■ What is required ■
Exactly as they appear, copy the lines of the listing from the one containing "Give me the" through the final line, both included, and nothing else.

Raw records
⟨
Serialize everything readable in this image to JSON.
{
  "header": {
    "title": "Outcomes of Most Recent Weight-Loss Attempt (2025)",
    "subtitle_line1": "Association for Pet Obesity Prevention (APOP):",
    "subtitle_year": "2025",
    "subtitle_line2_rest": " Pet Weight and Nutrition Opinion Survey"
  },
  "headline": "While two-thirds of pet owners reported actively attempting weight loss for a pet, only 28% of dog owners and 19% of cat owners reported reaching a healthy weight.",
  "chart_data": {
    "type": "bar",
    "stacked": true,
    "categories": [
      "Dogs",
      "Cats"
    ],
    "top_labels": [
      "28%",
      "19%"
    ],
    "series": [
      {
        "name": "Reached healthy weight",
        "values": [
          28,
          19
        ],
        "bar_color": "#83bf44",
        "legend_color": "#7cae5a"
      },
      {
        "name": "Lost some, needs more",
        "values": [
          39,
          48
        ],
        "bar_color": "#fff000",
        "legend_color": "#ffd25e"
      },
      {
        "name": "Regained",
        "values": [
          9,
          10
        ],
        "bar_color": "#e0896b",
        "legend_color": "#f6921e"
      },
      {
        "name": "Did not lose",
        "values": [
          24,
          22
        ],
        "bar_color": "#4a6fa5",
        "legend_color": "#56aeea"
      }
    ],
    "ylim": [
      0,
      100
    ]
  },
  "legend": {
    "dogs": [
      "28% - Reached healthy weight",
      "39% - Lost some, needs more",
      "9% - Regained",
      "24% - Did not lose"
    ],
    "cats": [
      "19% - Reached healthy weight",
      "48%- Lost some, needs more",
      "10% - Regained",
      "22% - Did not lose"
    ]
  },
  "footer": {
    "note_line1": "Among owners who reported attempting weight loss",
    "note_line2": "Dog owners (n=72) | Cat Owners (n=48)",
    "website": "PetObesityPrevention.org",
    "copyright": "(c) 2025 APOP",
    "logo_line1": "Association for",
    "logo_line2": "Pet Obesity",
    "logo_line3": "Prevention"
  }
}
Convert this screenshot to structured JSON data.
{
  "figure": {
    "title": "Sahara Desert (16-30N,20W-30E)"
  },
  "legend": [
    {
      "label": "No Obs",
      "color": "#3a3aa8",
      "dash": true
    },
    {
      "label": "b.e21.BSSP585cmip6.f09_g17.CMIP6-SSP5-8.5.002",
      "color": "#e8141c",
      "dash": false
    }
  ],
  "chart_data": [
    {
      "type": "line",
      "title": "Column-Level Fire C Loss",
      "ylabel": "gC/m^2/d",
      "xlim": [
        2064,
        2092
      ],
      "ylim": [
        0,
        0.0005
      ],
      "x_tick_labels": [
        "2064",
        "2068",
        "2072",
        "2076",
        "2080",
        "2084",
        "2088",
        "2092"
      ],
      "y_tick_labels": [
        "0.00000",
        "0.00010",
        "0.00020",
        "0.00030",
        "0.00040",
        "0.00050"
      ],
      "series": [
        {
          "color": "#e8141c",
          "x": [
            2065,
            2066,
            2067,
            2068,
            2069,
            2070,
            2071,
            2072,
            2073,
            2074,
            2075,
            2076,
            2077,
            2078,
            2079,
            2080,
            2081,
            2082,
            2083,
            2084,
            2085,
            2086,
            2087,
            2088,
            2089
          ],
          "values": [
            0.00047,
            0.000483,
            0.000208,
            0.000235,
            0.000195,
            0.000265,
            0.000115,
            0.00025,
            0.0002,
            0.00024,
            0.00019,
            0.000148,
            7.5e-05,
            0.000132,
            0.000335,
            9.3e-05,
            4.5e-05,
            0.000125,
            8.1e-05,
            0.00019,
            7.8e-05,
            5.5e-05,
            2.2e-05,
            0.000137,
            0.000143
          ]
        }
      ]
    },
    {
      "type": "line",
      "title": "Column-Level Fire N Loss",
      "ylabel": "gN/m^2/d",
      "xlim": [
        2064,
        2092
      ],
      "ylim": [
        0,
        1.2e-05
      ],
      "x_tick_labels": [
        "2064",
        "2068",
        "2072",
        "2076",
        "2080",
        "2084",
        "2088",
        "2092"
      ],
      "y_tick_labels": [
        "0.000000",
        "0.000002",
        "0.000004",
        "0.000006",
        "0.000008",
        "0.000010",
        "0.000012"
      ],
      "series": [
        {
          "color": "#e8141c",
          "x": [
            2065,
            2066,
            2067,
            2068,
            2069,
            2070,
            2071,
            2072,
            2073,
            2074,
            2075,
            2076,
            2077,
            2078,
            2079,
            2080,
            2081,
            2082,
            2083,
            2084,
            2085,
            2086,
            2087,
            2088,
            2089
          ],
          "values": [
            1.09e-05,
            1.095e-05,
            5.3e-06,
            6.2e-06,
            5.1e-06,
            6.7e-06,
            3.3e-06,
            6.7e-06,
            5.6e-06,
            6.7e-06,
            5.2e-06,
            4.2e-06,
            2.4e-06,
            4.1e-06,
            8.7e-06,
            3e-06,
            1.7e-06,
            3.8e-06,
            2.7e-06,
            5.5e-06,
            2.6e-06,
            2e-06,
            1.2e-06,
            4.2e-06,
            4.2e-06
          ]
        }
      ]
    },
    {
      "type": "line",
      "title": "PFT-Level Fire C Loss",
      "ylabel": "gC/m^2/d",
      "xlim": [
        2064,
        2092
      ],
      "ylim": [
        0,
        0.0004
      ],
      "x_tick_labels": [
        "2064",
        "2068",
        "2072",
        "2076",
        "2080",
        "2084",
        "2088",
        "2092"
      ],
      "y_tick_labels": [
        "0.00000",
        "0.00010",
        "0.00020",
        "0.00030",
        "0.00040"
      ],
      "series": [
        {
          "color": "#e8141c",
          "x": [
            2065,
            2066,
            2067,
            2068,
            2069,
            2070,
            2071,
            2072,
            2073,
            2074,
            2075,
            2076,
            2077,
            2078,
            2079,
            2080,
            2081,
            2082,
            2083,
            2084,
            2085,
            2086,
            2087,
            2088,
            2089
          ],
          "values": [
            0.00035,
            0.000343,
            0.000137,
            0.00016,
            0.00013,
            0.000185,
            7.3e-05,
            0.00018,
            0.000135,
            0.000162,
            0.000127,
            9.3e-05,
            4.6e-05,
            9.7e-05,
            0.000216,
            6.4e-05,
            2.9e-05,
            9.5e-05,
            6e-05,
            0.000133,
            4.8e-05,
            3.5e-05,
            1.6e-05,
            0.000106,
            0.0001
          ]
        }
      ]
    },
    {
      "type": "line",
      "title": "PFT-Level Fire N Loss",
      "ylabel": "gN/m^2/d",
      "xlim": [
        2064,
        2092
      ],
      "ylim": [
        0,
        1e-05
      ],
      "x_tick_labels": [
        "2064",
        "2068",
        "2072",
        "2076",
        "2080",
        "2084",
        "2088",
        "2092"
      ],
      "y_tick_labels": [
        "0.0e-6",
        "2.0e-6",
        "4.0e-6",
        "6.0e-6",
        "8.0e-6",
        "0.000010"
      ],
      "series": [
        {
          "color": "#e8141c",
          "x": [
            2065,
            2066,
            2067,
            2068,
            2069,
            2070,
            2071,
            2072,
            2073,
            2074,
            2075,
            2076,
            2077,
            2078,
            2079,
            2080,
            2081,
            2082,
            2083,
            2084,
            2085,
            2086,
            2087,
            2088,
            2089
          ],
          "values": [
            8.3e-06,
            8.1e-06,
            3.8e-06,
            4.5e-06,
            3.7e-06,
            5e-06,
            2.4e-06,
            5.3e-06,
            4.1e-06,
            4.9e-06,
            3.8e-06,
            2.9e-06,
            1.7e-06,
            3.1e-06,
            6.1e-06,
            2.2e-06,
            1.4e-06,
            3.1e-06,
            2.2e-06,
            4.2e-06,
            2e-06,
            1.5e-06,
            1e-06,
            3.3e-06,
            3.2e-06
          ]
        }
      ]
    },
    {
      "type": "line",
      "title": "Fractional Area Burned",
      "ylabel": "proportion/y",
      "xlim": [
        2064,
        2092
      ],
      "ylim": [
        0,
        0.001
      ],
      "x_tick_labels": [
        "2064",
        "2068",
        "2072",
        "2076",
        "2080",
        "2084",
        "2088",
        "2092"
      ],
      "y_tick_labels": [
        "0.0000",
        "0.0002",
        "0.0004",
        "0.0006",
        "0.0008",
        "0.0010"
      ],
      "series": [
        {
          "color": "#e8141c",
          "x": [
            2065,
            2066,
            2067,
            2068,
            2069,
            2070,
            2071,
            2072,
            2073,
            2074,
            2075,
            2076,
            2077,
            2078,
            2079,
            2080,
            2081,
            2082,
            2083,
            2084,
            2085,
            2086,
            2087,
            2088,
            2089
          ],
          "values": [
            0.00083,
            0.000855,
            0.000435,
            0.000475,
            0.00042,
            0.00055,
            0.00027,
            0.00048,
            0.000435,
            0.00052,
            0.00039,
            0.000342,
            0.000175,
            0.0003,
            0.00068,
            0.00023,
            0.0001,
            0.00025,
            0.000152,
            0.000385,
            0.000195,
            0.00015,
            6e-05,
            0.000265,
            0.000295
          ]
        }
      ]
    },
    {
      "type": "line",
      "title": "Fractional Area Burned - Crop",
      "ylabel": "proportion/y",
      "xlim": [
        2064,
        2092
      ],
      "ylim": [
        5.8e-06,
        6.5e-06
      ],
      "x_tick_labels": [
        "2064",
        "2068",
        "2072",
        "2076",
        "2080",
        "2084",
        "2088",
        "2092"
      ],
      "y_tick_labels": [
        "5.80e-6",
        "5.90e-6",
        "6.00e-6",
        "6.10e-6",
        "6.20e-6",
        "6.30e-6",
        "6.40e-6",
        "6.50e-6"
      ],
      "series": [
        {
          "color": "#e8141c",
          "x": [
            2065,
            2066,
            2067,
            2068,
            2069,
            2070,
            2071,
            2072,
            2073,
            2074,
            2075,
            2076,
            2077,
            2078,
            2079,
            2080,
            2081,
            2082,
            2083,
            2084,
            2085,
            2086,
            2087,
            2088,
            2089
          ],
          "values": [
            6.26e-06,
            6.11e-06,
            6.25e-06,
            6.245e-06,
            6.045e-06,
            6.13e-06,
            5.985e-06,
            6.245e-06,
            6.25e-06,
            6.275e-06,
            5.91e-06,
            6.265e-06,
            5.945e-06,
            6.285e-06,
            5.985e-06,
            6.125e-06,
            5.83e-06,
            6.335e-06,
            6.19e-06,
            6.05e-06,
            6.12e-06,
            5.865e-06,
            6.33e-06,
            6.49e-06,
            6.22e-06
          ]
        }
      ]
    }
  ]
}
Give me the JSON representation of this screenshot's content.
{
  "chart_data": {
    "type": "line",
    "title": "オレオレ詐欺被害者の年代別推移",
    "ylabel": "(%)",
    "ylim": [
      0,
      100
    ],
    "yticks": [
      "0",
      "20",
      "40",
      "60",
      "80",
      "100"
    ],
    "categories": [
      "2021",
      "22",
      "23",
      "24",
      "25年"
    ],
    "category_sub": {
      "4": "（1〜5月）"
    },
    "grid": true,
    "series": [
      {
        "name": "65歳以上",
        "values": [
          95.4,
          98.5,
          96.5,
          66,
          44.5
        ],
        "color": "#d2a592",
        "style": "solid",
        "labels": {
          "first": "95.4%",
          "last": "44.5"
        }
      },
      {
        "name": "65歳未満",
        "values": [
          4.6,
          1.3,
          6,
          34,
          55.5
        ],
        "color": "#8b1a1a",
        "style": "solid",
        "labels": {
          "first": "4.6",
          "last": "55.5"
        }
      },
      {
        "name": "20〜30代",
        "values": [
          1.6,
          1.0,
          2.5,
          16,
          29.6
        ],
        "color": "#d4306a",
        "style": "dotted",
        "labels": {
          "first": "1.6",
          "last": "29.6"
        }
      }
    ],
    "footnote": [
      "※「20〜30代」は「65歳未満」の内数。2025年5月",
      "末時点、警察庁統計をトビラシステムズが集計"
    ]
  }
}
⟩
■ Result of this task ■
Give me the JSON representation of this screenshot's content.
{
  "chart_data": {
    "type": "line",
    "title": "オレオレ詐欺被害者の年代別推移",
    "ylabel": "(%)",
    "ylim": [
      0,
      100
    ],
    "yticks": [
      "0",
      "20",
      "40",
      "60",
      "80",
      "100"
    ],
    "categories": [
      "2021",
      "22",
      "23",
      "24",
      "25年"
    ],
    "category_sub": {
      "4": "（1〜5月）"
    },
    "grid": true,
    "series": [
      {
        "name": "65歳以上",
        "values": [
          95.4,
          98.5,
          96.5,
          66,
          44.5
        ],
        "color": "#d2a592",
        "style": "solid",
        "labels": {
          "first": "95.4%",
          "last": "44.5"
        }
      },
      {
        "name": "65歳未満",
        "values": [
          4.6,
          1.3,
          6,
          34,
          55.5
        ],
        "color": "#8b1a1a",
        "style": "solid",
        "labels": {
          "first": "4.6",
          "last": "55.5"
        }
      },
      {
        "name": "20〜30代",
        "values": [
          1.6,
          1.0,
          2.5,
          16,
          29.6
        ],
        "color": "#d4306a",
        "style": "dotted",
        "labels": {
          "first": "1.6",
          "last": "29.6"
        }
      }
    ],
    "footnote": [
      "※「20〜30代」は「65歳未満」の内数。2025年5月",
      "末時点、警察庁統計をトビラシステムズが集計"
    ]
  }
}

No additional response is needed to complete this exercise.